> [WHAT TO DO]: Find all lines in the listing that include the word "this", then copy them.
--- START OF DATA EXTRACT ---
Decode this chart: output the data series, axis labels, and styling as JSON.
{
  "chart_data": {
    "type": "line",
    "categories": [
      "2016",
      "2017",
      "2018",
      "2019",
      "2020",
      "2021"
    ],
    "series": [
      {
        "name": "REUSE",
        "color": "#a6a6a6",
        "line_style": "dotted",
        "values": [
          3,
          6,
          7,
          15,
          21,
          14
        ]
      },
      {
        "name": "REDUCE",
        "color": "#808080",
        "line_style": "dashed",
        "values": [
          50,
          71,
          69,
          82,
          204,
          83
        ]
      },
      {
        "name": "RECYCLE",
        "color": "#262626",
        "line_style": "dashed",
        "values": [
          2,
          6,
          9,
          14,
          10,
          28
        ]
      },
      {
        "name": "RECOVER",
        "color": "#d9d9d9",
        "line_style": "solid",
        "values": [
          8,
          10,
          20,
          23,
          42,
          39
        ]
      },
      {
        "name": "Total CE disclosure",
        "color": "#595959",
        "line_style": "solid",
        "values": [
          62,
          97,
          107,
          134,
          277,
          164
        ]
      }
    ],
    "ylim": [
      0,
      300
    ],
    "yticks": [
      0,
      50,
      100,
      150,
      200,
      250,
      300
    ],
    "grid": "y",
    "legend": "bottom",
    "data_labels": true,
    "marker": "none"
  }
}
--- END OF DATA EXTRACT ---
--- START OF DATA EXTRACT ---
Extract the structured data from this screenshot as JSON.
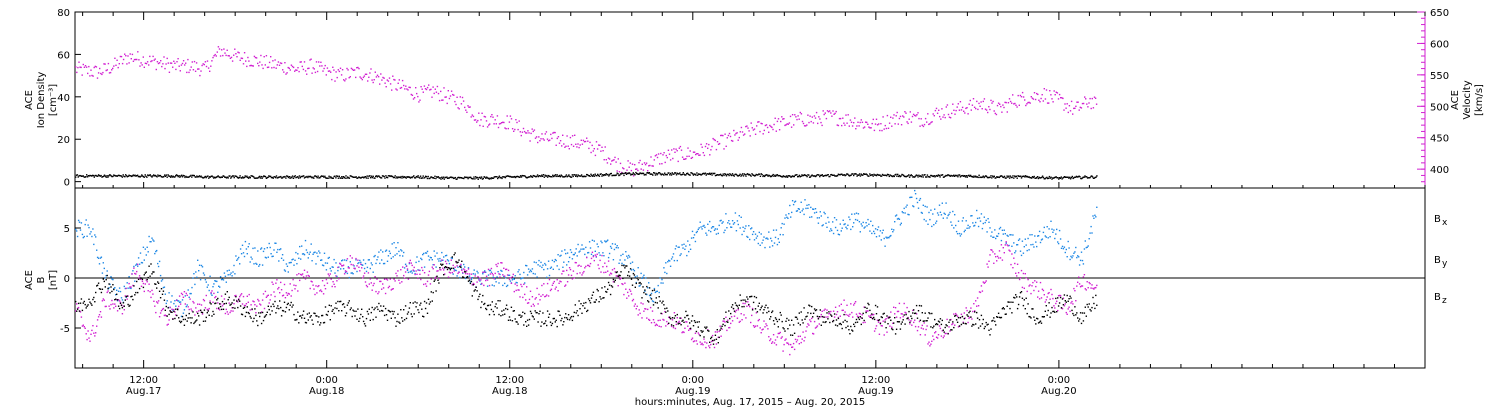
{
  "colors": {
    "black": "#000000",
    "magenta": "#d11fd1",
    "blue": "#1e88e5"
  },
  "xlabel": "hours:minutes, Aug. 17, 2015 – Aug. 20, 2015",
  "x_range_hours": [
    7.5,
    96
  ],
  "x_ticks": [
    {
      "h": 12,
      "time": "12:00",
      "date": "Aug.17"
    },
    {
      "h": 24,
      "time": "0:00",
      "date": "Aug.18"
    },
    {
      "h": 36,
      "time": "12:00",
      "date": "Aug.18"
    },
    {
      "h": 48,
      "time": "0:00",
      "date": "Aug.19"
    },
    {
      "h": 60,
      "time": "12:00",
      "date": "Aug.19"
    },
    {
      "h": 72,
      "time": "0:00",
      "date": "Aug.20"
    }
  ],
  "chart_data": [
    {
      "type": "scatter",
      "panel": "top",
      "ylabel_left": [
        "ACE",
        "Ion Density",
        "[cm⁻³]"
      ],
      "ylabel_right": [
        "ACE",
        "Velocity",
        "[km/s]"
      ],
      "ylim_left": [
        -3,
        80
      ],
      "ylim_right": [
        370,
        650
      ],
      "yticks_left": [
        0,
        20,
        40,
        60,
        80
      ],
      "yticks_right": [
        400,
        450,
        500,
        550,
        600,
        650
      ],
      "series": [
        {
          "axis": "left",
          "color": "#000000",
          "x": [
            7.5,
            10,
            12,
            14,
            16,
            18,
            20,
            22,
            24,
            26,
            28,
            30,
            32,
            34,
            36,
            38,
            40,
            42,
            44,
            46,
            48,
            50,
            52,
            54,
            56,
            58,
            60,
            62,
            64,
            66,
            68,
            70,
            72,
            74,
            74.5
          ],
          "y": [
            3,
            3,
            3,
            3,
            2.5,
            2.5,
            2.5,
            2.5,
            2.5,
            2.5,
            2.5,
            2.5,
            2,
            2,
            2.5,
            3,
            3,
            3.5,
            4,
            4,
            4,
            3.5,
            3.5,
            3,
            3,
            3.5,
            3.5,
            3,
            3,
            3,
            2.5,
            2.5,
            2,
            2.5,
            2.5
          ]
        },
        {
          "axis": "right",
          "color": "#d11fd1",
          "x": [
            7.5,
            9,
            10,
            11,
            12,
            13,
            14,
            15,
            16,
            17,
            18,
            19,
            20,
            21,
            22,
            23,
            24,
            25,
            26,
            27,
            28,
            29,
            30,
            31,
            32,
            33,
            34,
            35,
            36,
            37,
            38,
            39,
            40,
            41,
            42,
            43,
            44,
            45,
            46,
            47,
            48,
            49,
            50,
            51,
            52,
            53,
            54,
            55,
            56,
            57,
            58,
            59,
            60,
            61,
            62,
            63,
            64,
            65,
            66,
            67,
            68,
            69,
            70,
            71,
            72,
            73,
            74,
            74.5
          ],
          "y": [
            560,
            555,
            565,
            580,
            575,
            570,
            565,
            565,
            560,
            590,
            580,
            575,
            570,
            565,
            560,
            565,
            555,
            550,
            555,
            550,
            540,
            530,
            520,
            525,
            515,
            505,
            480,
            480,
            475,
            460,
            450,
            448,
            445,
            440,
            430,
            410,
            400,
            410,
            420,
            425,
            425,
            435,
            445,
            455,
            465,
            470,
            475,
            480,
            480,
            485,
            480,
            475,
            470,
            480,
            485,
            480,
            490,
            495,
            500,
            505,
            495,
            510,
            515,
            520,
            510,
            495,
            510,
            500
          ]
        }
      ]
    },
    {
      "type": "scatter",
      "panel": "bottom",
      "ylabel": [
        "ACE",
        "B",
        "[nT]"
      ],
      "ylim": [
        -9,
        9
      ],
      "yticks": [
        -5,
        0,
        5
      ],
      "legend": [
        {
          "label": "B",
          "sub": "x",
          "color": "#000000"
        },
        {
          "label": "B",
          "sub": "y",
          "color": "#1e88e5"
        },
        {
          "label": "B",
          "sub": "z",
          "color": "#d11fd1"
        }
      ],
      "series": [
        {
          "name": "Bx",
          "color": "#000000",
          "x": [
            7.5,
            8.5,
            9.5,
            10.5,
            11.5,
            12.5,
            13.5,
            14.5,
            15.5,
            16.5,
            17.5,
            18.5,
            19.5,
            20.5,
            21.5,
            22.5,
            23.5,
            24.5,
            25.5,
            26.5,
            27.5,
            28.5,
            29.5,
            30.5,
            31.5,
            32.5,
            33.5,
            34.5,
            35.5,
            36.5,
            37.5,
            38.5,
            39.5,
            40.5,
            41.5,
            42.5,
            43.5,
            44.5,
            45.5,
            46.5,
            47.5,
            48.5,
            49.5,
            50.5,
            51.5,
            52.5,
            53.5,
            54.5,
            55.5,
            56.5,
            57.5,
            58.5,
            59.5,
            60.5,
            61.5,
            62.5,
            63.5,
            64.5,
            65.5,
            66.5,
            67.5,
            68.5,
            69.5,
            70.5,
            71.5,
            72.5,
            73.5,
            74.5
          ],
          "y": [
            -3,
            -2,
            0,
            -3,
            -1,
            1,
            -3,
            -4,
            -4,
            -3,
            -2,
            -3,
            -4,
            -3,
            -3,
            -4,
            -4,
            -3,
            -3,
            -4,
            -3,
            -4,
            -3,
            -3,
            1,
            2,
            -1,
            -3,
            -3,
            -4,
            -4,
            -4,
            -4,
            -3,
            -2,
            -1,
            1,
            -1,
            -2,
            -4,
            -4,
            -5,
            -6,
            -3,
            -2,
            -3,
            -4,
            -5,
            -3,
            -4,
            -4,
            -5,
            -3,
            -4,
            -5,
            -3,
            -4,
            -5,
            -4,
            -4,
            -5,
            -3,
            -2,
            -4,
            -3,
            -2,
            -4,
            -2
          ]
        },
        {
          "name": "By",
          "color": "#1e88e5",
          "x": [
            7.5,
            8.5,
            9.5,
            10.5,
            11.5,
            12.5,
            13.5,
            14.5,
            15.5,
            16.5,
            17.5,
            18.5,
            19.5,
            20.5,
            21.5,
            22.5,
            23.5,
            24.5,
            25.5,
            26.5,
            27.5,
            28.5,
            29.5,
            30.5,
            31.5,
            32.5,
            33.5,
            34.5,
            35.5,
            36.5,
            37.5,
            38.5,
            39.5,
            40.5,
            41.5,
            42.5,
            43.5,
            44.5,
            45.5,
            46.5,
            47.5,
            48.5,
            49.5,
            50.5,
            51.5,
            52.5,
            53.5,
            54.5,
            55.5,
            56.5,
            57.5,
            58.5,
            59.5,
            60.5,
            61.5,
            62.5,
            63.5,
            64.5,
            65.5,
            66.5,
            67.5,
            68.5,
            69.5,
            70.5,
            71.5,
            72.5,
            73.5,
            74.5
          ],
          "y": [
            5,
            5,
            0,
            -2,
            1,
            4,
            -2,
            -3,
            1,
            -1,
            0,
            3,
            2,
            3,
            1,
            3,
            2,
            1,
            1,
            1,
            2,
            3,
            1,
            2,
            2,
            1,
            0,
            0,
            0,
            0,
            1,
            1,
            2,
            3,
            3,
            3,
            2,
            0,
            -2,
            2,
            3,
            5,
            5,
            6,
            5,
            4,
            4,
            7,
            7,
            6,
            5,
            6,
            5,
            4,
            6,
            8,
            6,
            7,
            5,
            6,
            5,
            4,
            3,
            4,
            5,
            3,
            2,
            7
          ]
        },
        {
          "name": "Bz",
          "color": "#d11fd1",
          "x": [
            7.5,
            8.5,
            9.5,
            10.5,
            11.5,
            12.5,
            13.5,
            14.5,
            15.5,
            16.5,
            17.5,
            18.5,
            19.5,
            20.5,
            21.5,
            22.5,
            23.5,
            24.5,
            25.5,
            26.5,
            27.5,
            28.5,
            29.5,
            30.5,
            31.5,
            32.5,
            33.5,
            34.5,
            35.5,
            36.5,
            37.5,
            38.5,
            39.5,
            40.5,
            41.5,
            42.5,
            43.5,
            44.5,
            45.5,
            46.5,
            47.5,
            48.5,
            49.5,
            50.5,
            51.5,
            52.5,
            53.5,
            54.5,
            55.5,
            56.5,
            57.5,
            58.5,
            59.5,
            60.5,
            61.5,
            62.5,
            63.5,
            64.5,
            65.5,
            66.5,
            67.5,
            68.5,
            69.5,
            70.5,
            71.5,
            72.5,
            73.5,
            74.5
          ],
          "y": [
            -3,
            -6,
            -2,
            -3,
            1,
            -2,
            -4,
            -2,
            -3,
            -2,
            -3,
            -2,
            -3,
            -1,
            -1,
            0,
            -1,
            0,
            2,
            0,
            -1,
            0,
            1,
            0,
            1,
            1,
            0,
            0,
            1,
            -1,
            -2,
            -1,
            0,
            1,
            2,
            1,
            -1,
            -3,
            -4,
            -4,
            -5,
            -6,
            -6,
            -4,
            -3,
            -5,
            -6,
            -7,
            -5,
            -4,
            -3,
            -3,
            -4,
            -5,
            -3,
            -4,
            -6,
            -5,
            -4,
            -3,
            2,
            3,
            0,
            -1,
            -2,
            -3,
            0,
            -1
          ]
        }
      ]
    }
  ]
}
--- END OF DATA EXTRACT ---
> [FULL SOLUTION]:
Decode this chart: output the data series, axis labels, and styling as JSON.
Extract the structured data from this screenshot as JSON.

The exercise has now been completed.